◆ **Tasks to perform**
A - According to the music reviews, how much did the ice cube in Federico Dal Pozzo's composition weigh?
B - Carry on with the music reviews from the point where they stop.

◆ **Document extract**
[Start of Attachment]

Untitled_TeVeT – Link

Experiments with sound have been my favorite activities since I discovered that tapping on my baby chair created music. During my searches through the bizarre world of sound art, I’ve been listening to printers, hard drives my mom’s old washing machine, birds, train engines, metallic sounding conversations and whatnot. However, even I never thought that one day I will be listening to an ice cube for an hour. A 380 kg weighing ice cube that is.

Yes, this album by Italian experimentalist and musique concrete  composer Federico Dal Pozzo is an acousmatic composition, generated from the freezing sounds of a 380kg ice cube. So if you expected drums, synths, guitars and other traditional instruments, you might want to rethink your vision about music. Apart from being strange and unusual, this hour long composition is adventurous, almost alive.

Musically, this album fits in perfectly with your weirdest ambient and musique concrete albums, but it also fits in with regular ambient and all things soundscapes related. It constantly evolves, becomes loud, intense, overwhelming but also cold, isolated and alienating. It not only show the freezing ice cube but also beautifully blends in with the sounds of your surroundings, making this kind of music a part of everyday life. So yes, this one comes highly recommended.

He remembers there were gardens – Link

øjeRum is the experimental music project from Danish visual artist Paw Grabowski. This album is an alternative soundtrack to Chris Marker’s travel film ‘La Jetée’. Personally, I don’t know that film and I’m not sure that you do, so we will just focus on the music. That is not an easy job by the way, because there is not that much happening on this album. It contains one track, which moves, throbs and breathes for almost thirty minutes before leaving you behind on an apocalyptic wasteland.

[End of Attachment]

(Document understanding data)
[Start of Attachment]

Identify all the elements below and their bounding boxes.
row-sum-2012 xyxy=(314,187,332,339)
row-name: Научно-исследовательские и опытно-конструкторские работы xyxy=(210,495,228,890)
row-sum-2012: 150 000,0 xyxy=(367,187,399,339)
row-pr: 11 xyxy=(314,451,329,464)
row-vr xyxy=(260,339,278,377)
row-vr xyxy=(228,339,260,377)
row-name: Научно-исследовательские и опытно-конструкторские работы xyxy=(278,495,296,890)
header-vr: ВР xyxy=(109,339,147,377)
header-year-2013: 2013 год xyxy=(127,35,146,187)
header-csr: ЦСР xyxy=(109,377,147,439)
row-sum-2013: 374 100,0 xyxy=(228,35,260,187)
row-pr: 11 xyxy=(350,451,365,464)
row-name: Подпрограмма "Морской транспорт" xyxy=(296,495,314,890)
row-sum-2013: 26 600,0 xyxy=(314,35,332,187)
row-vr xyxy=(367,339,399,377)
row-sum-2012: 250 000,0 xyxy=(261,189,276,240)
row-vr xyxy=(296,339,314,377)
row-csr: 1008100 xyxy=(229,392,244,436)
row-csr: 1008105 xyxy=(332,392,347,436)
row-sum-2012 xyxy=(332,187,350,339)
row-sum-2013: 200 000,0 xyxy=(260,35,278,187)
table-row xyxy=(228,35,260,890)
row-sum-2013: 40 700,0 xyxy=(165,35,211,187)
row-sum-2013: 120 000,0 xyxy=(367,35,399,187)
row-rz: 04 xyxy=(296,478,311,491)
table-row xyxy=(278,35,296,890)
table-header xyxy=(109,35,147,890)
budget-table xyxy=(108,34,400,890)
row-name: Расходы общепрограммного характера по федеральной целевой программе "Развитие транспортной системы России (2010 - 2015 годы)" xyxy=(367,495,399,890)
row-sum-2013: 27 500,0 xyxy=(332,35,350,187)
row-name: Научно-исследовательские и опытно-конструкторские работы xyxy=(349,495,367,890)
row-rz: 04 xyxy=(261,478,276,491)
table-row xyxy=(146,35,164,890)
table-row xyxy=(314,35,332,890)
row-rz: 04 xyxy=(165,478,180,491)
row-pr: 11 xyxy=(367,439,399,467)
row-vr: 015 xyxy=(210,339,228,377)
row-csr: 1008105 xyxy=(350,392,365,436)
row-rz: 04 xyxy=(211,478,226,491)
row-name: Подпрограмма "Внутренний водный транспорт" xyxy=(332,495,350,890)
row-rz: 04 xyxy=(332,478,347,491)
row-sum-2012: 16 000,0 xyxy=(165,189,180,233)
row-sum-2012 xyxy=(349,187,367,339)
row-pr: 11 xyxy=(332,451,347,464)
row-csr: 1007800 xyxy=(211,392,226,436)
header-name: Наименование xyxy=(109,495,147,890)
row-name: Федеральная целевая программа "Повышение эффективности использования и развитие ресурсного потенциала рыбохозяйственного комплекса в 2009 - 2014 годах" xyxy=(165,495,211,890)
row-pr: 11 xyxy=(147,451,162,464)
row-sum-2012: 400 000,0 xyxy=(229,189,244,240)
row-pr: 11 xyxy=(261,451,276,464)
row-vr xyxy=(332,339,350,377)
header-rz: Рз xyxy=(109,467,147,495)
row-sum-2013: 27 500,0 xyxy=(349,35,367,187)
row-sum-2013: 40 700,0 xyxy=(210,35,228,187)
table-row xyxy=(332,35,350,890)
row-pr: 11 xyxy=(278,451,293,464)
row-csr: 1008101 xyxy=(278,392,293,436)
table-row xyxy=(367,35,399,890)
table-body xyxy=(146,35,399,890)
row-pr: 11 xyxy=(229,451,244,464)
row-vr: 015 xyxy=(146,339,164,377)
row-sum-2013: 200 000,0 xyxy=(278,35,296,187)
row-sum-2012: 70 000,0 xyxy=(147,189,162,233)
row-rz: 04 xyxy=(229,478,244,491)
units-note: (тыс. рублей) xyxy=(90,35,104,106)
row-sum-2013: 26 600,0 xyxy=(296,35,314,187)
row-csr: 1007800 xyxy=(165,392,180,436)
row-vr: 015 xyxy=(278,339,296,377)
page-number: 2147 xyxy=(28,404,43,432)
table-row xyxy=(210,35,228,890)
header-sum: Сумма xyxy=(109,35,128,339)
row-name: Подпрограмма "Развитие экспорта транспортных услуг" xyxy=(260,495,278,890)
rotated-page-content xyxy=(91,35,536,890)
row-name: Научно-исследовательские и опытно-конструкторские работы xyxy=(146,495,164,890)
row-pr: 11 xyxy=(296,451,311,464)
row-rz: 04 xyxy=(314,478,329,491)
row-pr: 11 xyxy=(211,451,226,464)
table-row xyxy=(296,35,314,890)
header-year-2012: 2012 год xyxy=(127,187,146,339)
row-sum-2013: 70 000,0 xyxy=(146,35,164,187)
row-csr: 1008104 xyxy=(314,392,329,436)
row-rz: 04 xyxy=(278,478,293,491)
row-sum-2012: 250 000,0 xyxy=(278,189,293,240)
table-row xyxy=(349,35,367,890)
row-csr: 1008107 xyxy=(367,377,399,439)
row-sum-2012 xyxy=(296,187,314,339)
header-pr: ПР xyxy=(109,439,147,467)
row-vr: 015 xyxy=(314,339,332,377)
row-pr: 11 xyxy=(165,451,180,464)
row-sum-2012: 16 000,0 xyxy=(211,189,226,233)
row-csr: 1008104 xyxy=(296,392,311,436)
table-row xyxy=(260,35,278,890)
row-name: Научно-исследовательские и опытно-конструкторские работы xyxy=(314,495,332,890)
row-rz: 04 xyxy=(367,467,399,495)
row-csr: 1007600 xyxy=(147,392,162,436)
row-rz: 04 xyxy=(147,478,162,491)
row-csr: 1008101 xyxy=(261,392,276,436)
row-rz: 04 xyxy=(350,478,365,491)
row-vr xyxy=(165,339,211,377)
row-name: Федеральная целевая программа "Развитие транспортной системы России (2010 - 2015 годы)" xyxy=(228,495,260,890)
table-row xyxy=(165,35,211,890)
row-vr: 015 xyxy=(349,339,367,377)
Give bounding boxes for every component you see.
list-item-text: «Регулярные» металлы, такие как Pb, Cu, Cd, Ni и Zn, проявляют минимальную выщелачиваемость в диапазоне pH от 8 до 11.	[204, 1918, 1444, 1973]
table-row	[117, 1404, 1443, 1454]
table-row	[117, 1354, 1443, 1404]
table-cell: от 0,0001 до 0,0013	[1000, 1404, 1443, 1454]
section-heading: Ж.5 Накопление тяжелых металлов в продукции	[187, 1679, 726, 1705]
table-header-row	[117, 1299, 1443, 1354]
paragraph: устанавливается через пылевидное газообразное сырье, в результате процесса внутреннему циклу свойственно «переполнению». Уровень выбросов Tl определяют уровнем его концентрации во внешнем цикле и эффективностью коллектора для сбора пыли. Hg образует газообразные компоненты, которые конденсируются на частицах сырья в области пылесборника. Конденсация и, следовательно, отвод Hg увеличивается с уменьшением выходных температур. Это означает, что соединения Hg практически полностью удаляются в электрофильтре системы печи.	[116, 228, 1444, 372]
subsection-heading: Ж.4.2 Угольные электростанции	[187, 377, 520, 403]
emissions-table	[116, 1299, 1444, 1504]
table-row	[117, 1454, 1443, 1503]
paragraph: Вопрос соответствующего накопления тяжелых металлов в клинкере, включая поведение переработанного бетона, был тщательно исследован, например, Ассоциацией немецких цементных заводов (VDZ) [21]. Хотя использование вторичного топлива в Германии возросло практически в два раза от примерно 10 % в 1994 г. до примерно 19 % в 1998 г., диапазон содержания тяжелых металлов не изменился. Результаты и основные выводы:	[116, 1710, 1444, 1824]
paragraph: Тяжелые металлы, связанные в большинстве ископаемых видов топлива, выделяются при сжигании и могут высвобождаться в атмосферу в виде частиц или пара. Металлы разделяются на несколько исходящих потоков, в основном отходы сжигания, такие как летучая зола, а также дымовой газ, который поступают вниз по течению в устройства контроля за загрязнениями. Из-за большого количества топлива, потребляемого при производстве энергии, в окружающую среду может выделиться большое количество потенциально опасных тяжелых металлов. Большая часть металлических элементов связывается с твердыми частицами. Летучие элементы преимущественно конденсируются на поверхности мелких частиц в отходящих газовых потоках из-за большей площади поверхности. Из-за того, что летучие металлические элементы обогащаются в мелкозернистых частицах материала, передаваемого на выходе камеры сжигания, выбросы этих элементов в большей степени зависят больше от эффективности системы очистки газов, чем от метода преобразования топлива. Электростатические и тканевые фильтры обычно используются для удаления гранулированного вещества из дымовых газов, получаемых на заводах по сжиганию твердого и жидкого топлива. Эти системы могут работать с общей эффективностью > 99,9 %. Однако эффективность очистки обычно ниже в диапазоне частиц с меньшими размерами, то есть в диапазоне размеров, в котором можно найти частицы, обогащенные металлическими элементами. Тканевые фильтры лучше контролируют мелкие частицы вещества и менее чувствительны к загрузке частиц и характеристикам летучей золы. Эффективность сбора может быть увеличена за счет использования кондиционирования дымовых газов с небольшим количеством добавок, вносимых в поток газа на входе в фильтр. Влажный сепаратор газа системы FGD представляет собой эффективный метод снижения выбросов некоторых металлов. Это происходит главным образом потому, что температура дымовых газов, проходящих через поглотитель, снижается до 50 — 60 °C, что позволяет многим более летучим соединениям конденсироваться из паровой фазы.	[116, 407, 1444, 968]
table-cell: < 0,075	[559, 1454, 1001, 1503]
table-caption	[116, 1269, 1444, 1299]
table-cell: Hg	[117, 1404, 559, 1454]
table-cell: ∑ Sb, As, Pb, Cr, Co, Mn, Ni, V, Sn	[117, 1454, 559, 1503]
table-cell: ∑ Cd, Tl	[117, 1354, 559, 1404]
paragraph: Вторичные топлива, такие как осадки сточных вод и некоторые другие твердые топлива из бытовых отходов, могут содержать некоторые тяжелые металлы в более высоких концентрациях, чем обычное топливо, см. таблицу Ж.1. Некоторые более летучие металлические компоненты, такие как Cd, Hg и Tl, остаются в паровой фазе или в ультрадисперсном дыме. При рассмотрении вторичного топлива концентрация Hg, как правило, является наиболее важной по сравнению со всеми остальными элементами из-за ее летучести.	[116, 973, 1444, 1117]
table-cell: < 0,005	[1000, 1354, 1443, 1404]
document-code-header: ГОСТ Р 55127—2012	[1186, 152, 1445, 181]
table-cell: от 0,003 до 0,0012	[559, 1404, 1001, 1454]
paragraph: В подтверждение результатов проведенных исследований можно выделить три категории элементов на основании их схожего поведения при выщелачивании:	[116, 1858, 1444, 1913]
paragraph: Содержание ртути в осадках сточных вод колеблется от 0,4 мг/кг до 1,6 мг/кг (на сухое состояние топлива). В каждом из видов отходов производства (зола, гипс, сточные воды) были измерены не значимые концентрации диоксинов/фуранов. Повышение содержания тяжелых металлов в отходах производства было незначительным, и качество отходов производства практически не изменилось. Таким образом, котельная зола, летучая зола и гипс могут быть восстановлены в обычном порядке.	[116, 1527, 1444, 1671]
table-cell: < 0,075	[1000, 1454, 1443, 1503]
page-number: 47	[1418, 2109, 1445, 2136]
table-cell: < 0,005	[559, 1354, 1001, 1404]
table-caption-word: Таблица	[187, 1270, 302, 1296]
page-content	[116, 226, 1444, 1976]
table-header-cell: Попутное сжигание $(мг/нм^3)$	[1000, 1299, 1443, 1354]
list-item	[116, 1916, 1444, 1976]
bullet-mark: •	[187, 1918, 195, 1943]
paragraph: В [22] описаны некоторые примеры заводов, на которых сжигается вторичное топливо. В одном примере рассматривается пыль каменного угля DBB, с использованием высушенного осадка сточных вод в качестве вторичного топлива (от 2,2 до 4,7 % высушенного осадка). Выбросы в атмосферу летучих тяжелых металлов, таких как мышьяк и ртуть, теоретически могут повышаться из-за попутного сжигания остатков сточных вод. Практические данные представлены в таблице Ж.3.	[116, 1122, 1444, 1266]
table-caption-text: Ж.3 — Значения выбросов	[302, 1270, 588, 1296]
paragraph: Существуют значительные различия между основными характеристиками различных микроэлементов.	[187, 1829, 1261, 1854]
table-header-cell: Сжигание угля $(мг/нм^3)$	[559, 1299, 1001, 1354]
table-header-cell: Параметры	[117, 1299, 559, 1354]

[End of Attachment]

◆ **Outputs in order**
A - 380 kg.

B -
That ain’t bad either, on the very contrary. Minimal music has always been a favorite here and the gentle organ sounds of øjeRum surely deserve a place in my elaborate ambient collection. What Aidan Baker can do with guitars, Paw Grabowski can do with an organ, that is basically what I am trying to say here. Obviously this comes highly recommended for all fans of ambient music. It was originally released in 2015 and now mastered by Francis M. Gri, another interesting name in this scene. So yes, you have to buy this record, now.

“He remembers there were gardens” in Beach Sloth

Angelic tones grace øjeRum’s elegant “He remembers there were gardens”. Throughout the singular serene piece the way the sound is sculpted gives it a symphonic feeling. Indeed, it is by imposing this classical structure onto glistening electronics that the work becomes quite emotionally resonant. Evolution feels naturalistic with an adherence upon a carefully built up, gradually shifting series of lovely drones. By choosing such a path the piece emerges as becoming deeply beautiful as it explores the smallest facets of sound. Without saying a single word narrative forms, that feels at times yearning, wistful, and nostalgic. Melodies are aching in terms of their careful balance.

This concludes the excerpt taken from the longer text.